* [Source data]:
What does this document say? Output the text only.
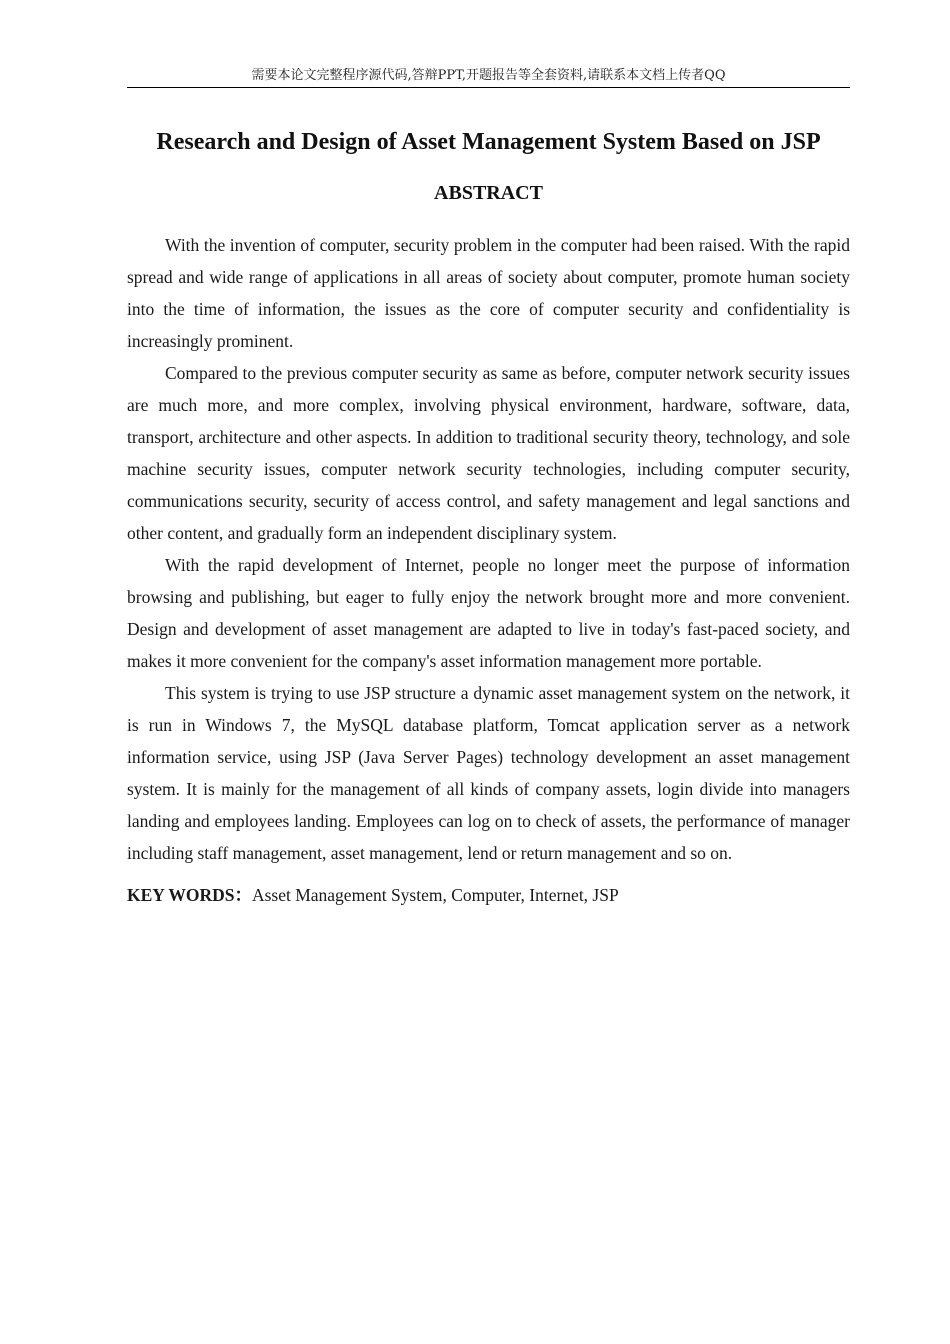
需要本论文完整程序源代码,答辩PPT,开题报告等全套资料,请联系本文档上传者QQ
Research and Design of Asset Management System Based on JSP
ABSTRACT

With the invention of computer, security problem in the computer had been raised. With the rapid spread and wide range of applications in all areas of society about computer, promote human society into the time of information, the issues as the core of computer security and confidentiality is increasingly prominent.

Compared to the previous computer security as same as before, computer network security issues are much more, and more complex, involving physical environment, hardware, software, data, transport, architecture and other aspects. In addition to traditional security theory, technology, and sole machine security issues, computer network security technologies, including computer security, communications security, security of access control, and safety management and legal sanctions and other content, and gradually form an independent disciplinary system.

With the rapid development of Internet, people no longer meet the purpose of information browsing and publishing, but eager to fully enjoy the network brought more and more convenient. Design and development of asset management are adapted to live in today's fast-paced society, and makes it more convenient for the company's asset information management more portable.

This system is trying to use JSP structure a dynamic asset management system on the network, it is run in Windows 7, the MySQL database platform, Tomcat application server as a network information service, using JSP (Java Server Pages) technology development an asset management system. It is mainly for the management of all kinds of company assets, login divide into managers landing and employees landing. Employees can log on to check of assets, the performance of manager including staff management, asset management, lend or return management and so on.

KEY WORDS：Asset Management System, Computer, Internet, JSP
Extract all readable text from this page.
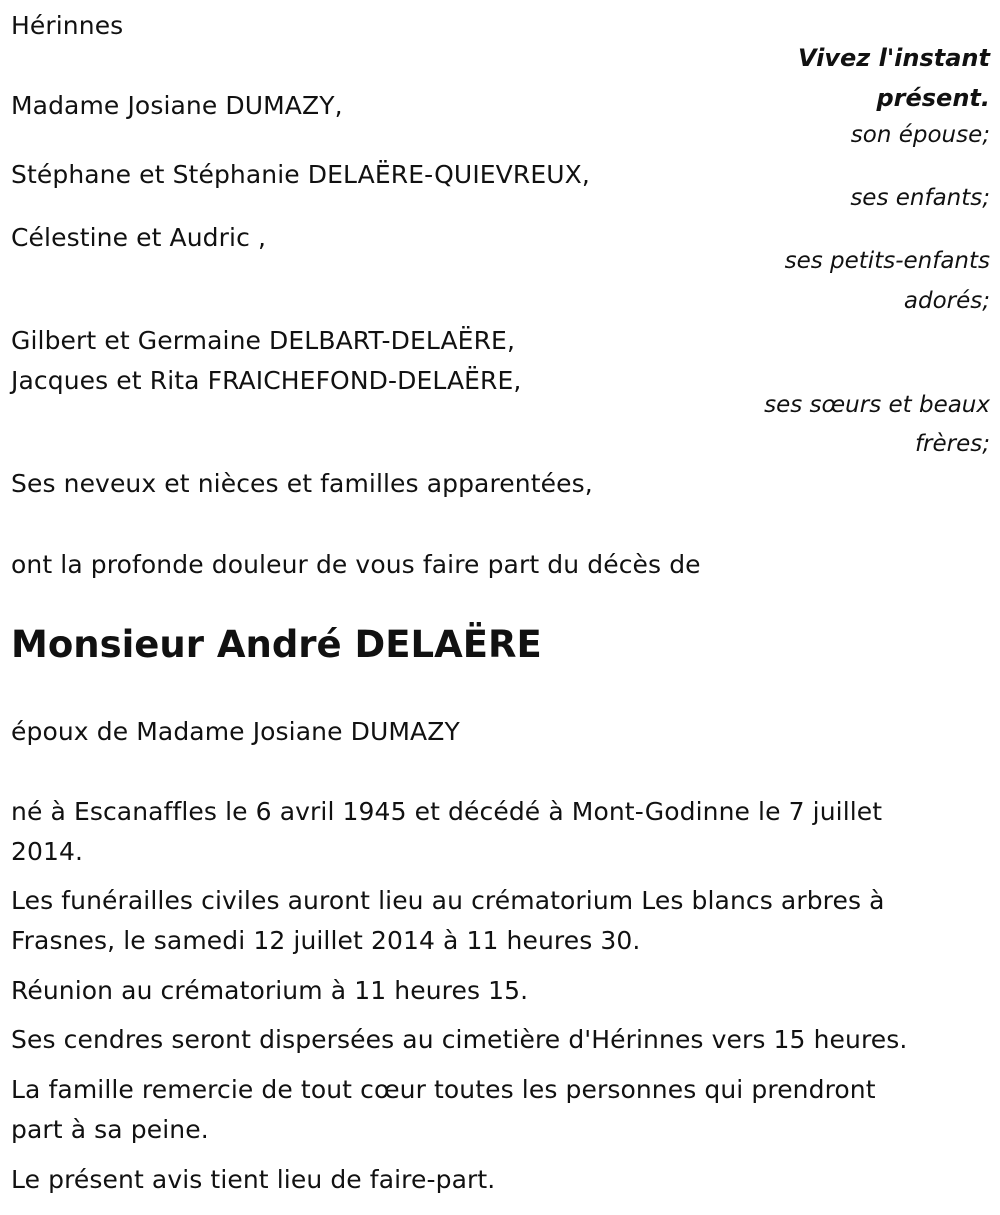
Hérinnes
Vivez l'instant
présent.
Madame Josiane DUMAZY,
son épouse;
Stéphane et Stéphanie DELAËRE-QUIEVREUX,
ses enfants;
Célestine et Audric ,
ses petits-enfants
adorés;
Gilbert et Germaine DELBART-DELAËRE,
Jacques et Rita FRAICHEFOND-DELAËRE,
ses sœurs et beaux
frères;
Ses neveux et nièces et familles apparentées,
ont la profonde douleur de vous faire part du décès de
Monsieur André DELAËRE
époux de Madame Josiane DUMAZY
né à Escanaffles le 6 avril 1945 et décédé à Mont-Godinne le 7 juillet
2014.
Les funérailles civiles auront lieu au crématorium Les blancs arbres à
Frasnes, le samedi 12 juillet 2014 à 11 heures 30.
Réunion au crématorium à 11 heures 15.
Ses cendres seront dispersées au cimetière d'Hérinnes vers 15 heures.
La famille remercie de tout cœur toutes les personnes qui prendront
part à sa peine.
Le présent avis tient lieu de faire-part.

* [Exercise goal]: Starting with the line that holds "Extract all readable text from this page.", repeat exactly every line through the end of the material above, both ends included, without the pictures.

* [Result of the task]:
Extract all readable text from this page.
Hérinnes
Vivez l'instant
présent.
Madame Josiane DUMAZY,
son épouse;
Stéphane et Stéphanie DELAËRE-QUIEVREUX,
ses enfants;
Célestine et Audric ,
ses petits-enfants
adorés;
Gilbert et Germaine DELBART-DELAËRE,
Jacques et Rita FRAICHEFOND-DELAËRE,
ses sœurs et beaux
frères;
Ses neveux et nièces et familles apparentées,
ont la profonde douleur de vous faire part du décès de
Monsieur André DELAËRE
époux de Madame Josiane DUMAZY
né à Escanaffles le 6 avril 1945 et décédé à Mont-Godinne le 7 juillet
2014.
Les funérailles civiles auront lieu au crématorium Les blancs arbres à
Frasnes, le samedi 12 juillet 2014 à 11 heures 30.
Réunion au crématorium à 11 heures 15.
Ses cendres seront dispersées au cimetière d'Hérinnes vers 15 heures.
La famille remercie de tout cœur toutes les personnes qui prendront
part à sa peine.
Le présent avis tient lieu de faire-part.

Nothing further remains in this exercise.